## WHAT THE TASK REQUIRES
The entries are to be output once more, word for word.

⟨

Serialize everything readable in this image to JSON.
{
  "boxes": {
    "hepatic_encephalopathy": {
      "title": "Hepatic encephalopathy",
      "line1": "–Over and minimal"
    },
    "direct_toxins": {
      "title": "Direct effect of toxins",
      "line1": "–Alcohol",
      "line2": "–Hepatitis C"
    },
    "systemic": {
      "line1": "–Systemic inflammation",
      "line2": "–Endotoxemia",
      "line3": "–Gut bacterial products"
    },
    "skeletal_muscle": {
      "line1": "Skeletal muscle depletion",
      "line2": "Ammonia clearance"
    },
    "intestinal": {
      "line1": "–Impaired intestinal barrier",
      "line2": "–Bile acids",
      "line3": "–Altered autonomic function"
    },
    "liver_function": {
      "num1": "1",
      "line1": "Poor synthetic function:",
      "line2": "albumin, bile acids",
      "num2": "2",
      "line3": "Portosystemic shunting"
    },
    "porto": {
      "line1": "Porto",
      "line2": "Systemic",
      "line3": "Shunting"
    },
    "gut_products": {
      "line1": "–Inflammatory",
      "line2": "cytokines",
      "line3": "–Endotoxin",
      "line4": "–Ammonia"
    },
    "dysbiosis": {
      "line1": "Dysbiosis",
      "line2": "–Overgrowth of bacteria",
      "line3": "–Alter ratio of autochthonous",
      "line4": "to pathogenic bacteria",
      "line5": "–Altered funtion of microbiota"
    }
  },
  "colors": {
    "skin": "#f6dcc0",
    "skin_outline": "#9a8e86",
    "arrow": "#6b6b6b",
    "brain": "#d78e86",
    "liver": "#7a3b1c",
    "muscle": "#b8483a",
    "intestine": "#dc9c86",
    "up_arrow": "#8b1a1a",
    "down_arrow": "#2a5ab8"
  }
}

⟩

## ANSWER TO THIS EXERCISE
Serialize everything readable in this image to JSON.
{
  "boxes": {
    "hepatic_encephalopathy": {
      "title": "Hepatic encephalopathy",
      "line1": "–Over and minimal"
    },
    "direct_toxins": {
      "title": "Direct effect of toxins",
      "line1": "–Alcohol",
      "line2": "–Hepatitis C"
    },
    "systemic": {
      "line1": "–Systemic inflammation",
      "line2": "–Endotoxemia",
      "line3": "–Gut bacterial products"
    },
    "skeletal_muscle": {
      "line1": "Skeletal muscle depletion",
      "line2": "Ammonia clearance"
    },
    "intestinal": {
      "line1": "–Impaired intestinal barrier",
      "line2": "–Bile acids",
      "line3": "–Altered autonomic function"
    },
    "liver_function": {
      "num1": "1",
      "line1": "Poor synthetic function:",
      "line2": "albumin, bile acids",
      "num2": "2",
      "line3": "Portosystemic shunting"
    },
    "porto": {
      "line1": "Porto",
      "line2": "Systemic",
      "line3": "Shunting"
    },
    "gut_products": {
      "line1": "–Inflammatory",
      "line2": "cytokines",
      "line3": "–Endotoxin",
      "line4": "–Ammonia"
    },
    "dysbiosis": {
      "line1": "Dysbiosis",
      "line2": "–Overgrowth of bacteria",
      "line3": "–Alter ratio of autochthonous",
      "line4": "to pathogenic bacteria",
      "line5": "–Altered funtion of microbiota"
    }
  },
  "colors": {
    "skin": "#f6dcc0",
    "skin_outline": "#9a8e86",
    "arrow": "#6b6b6b",
    "brain": "#d78e86",
    "liver": "#7a3b1c",
    "muscle": "#b8483a",
    "intestine": "#dc9c86",
    "up_arrow": "#8b1a1a",
    "down_arrow": "#2a5ab8"
  }
}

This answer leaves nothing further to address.